[START]

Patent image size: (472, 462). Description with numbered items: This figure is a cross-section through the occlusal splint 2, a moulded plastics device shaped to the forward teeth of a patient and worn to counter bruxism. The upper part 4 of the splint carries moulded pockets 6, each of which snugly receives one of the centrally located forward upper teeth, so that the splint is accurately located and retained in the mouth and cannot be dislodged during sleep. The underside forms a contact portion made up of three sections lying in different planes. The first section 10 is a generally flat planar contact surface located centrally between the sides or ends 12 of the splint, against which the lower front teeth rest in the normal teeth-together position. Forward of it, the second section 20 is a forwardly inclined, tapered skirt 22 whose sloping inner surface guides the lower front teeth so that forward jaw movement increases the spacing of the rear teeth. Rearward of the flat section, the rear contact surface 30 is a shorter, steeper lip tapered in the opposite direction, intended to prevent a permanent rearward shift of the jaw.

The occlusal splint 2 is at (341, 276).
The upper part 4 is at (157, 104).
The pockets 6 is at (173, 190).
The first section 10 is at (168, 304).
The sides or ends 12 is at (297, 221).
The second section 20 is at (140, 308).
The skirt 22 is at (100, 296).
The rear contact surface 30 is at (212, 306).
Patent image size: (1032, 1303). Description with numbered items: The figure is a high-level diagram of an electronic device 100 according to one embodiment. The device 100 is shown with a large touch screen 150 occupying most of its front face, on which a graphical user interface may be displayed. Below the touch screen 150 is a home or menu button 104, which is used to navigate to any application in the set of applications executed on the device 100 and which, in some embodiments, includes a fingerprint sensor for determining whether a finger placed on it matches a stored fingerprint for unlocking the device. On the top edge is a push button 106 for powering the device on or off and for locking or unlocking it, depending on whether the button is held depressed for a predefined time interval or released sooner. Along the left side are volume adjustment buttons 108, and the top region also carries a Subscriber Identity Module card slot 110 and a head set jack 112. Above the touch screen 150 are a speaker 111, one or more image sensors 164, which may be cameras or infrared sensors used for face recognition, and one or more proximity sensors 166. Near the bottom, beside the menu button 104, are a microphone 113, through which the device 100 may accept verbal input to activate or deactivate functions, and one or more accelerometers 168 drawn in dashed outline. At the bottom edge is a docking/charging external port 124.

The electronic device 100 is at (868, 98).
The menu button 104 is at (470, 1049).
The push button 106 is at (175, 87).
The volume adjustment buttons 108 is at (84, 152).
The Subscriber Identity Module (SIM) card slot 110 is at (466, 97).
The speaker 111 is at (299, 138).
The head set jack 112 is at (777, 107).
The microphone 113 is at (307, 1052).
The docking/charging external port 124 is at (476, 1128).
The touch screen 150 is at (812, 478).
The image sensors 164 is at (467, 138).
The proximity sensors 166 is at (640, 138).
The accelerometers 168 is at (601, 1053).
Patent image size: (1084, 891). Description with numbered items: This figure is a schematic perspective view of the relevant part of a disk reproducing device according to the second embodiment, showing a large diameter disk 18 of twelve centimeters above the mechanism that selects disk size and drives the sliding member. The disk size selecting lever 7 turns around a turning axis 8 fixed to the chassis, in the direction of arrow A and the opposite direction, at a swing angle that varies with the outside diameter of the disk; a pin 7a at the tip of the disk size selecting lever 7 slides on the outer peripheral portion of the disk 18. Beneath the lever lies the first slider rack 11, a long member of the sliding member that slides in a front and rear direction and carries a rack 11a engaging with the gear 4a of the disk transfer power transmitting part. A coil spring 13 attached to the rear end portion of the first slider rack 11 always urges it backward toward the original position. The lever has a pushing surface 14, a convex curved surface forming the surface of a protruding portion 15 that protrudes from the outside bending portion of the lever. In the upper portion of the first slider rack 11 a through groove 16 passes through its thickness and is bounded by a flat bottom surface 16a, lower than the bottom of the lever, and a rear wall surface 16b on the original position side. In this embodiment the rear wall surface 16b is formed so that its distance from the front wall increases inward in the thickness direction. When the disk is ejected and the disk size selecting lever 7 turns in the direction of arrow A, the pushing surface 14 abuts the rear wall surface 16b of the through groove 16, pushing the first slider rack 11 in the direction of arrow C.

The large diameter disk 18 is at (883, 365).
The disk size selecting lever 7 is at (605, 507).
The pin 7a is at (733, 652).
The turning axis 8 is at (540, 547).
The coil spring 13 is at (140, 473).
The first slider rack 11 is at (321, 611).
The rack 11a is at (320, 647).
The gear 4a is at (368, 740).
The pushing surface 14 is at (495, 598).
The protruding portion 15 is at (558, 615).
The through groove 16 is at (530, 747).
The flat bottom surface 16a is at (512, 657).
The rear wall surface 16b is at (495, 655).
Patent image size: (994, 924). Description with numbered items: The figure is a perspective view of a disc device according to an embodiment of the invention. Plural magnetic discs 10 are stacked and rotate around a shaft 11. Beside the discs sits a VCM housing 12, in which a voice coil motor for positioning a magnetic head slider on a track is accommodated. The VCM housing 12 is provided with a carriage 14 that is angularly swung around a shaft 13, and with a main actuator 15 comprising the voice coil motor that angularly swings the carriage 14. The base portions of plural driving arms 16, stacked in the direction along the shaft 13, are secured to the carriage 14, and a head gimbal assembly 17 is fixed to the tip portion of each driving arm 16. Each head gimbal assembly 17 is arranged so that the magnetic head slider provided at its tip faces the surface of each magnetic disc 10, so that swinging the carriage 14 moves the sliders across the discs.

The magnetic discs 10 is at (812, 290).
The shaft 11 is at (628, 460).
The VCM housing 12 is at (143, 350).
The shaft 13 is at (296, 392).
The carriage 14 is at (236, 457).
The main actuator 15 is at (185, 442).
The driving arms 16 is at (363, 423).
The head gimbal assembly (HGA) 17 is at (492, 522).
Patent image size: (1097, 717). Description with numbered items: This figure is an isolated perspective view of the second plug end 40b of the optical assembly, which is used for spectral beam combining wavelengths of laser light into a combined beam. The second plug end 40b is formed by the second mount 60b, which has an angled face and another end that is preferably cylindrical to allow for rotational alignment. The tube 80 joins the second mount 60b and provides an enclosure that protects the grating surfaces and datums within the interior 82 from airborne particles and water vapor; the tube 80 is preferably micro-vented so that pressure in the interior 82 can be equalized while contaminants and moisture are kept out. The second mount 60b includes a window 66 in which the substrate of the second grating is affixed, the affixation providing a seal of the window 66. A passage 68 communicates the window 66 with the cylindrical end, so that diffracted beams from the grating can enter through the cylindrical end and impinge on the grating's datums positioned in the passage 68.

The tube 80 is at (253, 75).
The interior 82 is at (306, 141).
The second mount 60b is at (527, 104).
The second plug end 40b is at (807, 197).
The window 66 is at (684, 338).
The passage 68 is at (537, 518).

[END]

Reproduce the material word for word, from its first line through the line that contains "The pockets 6 is at (173, 190).", including that line.

Result of the exercise:
Patent image size: (472, 462). Description with numbered items: This figure is a cross-section through the occlusal splint 2, a moulded plastics device shaped to the forward teeth of a patient and worn to counter bruxism. The upper part 4 of the splint carries moulded pockets 6, each of which snugly receives one of the centrally located forward upper teeth, so that the splint is accurately located and retained in the mouth and cannot be dislodged during sleep. The underside forms a contact portion made up of three sections lying in different planes. The first section 10 is a generally flat planar contact surface located centrally between the sides or ends 12 of the splint, against which the lower front teeth rest in the normal teeth-together position. Forward of it, the second section 20 is a forwardly inclined, tapered skirt 22 whose sloping inner surface guides the lower front teeth so that forward jaw movement increases the spacing of the rear teeth. Rearward of the flat section, the rear contact surface 30 is a shorter, steeper lip tapered in the opposite direction, intended to prevent a permanent rearward shift of the jaw.

The occlusal splint 2 is at (341, 276).
The upper part 4 is at (157, 104).
The pockets 6 is at (173, 190).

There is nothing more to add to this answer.